**What you should do:** Every record below should be printed exactly as it appears.

## begin Records supplied

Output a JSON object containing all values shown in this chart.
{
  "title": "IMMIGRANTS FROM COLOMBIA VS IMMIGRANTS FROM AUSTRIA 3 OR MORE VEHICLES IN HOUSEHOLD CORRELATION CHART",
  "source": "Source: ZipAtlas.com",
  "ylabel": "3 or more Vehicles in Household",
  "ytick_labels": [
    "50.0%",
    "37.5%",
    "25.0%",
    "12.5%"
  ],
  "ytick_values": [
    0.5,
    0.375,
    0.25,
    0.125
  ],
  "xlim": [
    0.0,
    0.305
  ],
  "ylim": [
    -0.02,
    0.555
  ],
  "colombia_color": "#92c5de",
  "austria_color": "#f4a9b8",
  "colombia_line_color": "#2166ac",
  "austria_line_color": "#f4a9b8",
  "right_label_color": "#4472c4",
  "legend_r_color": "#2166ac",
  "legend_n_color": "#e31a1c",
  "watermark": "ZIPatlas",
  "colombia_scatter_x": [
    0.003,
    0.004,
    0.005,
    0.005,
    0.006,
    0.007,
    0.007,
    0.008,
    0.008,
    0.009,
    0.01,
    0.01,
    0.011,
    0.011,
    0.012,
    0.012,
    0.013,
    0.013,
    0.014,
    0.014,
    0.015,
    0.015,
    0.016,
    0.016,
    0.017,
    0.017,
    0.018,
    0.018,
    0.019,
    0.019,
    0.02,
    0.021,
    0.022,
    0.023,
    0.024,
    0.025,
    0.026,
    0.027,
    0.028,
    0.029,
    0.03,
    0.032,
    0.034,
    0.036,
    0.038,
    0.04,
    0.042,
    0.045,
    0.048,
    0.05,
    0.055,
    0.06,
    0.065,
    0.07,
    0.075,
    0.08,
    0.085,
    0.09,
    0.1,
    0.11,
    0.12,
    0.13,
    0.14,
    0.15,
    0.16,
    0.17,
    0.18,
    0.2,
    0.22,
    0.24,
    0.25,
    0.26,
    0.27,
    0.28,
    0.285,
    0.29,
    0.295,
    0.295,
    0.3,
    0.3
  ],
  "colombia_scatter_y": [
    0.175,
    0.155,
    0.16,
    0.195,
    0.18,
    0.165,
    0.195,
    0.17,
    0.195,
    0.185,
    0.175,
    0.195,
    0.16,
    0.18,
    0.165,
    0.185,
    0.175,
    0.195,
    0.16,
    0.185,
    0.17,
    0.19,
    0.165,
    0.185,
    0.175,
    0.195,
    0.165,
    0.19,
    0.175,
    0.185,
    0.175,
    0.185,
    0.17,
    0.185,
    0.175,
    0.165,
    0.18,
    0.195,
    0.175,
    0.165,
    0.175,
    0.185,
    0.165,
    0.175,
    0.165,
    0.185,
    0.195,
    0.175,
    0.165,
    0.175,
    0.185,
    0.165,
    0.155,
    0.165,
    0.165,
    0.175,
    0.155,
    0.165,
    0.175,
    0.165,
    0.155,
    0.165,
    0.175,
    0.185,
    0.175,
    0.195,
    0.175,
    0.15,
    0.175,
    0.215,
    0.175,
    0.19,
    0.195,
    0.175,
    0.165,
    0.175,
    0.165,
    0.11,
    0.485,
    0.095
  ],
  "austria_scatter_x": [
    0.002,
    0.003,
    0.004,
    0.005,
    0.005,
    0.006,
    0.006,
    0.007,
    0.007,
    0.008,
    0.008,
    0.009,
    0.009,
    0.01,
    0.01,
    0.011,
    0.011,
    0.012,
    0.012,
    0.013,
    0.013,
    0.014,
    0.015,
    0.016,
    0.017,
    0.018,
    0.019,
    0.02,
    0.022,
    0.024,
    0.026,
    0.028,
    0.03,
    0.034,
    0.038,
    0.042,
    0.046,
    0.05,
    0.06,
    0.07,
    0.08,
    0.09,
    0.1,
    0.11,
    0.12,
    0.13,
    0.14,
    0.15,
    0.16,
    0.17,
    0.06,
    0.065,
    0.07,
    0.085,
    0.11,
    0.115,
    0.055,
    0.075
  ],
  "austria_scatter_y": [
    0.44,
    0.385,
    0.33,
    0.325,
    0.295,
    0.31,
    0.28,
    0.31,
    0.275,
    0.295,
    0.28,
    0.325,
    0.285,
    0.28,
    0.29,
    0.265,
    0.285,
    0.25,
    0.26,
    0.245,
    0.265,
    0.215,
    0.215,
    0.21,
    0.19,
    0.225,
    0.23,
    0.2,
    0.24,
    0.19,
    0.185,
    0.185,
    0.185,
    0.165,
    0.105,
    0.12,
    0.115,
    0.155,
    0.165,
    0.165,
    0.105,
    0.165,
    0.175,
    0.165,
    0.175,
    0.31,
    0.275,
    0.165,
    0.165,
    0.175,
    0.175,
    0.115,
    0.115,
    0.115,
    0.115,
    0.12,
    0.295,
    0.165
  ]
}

## end Records supplied

**Task output:**
Output a JSON object containing all values shown in this chart.
{
  "title": "IMMIGRANTS FROM COLOMBIA VS IMMIGRANTS FROM AUSTRIA 3 OR MORE VEHICLES IN HOUSEHOLD CORRELATION CHART",
  "source": "Source: ZipAtlas.com",
  "ylabel": "3 or more Vehicles in Household",
  "ytick_labels": [
    "50.0%",
    "37.5%",
    "25.0%",
    "12.5%"
  ],
  "ytick_values": [
    0.5,
    0.375,
    0.25,
    0.125
  ],
  "xlim": [
    0.0,
    0.305
  ],
  "ylim": [
    -0.02,
    0.555
  ],
  "colombia_color": "#92c5de",
  "austria_color": "#f4a9b8",
  "colombia_line_color": "#2166ac",
  "austria_line_color": "#f4a9b8",
  "right_label_color": "#4472c4",
  "legend_r_color": "#2166ac",
  "legend_n_color": "#e31a1c",
  "watermark": "ZIPatlas",
  "colombia_scatter_x": [
    0.003,
    0.004,
    0.005,
    0.005,
    0.006,
    0.007,
    0.007,
    0.008,
    0.008,
    0.009,
    0.01,
    0.01,
    0.011,
    0.011,
    0.012,
    0.012,
    0.013,
    0.013,
    0.014,
    0.014,
    0.015,
    0.015,
    0.016,
    0.016,
    0.017,
    0.017,
    0.018,
    0.018,
    0.019,
    0.019,
    0.02,
    0.021,
    0.022,
    0.023,
    0.024,
    0.025,
    0.026,
    0.027,
    0.028,
    0.029,
    0.03,
    0.032,
    0.034,
    0.036,
    0.038,
    0.04,
    0.042,
    0.045,
    0.048,
    0.05,
    0.055,
    0.06,
    0.065,
    0.07,
    0.075,
    0.08,
    0.085,
    0.09,
    0.1,
    0.11,
    0.12,
    0.13,
    0.14,
    0.15,
    0.16,
    0.17,
    0.18,
    0.2,
    0.22,
    0.24,
    0.25,
    0.26,
    0.27,
    0.28,
    0.285,
    0.29,
    0.295,
    0.295,
    0.3,
    0.3
  ],
  "colombia_scatter_y": [
    0.175,
    0.155,
    0.16,
    0.195,
    0.18,
    0.165,
    0.195,
    0.17,
    0.195,
    0.185,
    0.175,
    0.195,
    0.16,
    0.18,
    0.165,
    0.185,
    0.175,
    0.195,
    0.16,
    0.185,
    0.17,
    0.19,
    0.165,
    0.185,
    0.175,
    0.195,
    0.165,
    0.19,
    0.175,
    0.185,
    0.175,
    0.185,
    0.17,
    0.185,
    0.175,
    0.165,
    0.18,
    0.195,
    0.175,
    0.165,
    0.175,
    0.185,
    0.165,
    0.175,
    0.165,
    0.185,
    0.195,
    0.175,
    0.165,
    0.175,
    0.185,
    0.165,
    0.155,
    0.165,
    0.165,
    0.175,
    0.155,
    0.165,
    0.175,
    0.165,
    0.155,
    0.165,
    0.175,
    0.185,
    0.175,
    0.195,
    0.175,
    0.15,
    0.175,
    0.215,
    0.175,
    0.19,
    0.195,
    0.175,
    0.165,
    0.175,
    0.165,
    0.11,
    0.485,
    0.095
  ],
  "austria_scatter_x": [
    0.002,
    0.003,
    0.004,
    0.005,
    0.005,
    0.006,
    0.006,
    0.007,
    0.007,
    0.008,
    0.008,
    0.009,
    0.009,
    0.01,
    0.01,
    0.011,
    0.011,
    0.012,
    0.012,
    0.013,
    0.013,
    0.014,
    0.015,
    0.016,
    0.017,
    0.018,
    0.019,
    0.02,
    0.022,
    0.024,
    0.026,
    0.028,
    0.03,
    0.034,
    0.038,
    0.042,
    0.046,
    0.05,
    0.06,
    0.07,
    0.08,
    0.09,
    0.1,
    0.11,
    0.12,
    0.13,
    0.14,
    0.15,
    0.16,
    0.17,
    0.06,
    0.065,
    0.07,
    0.085,
    0.11,
    0.115,
    0.055,
    0.075
  ],
  "austria_scatter_y": [
    0.44,
    0.385,
    0.33,
    0.325,
    0.295,
    0.31,
    0.28,
    0.31,
    0.275,
    0.295,
    0.28,
    0.325,
    0.285,
    0.28,
    0.29,
    0.265,
    0.285,
    0.25,
    0.26,
    0.245,
    0.265,
    0.215,
    0.215,
    0.21,
    0.19,
    0.225,
    0.23,
    0.2,
    0.24,
    0.19,
    0.185,
    0.185,
    0.185,
    0.165,
    0.105,
    0.12,
    0.115,
    0.155,
    0.165,
    0.165,
    0.105,
    0.165,
    0.175,
    0.165,
    0.175,
    0.31,
    0.275,
    0.165,
    0.165,
    0.175,
    0.175,
    0.115,
    0.115,
    0.115,
    0.115,
    0.12,
    0.295,
    0.165
  ]
}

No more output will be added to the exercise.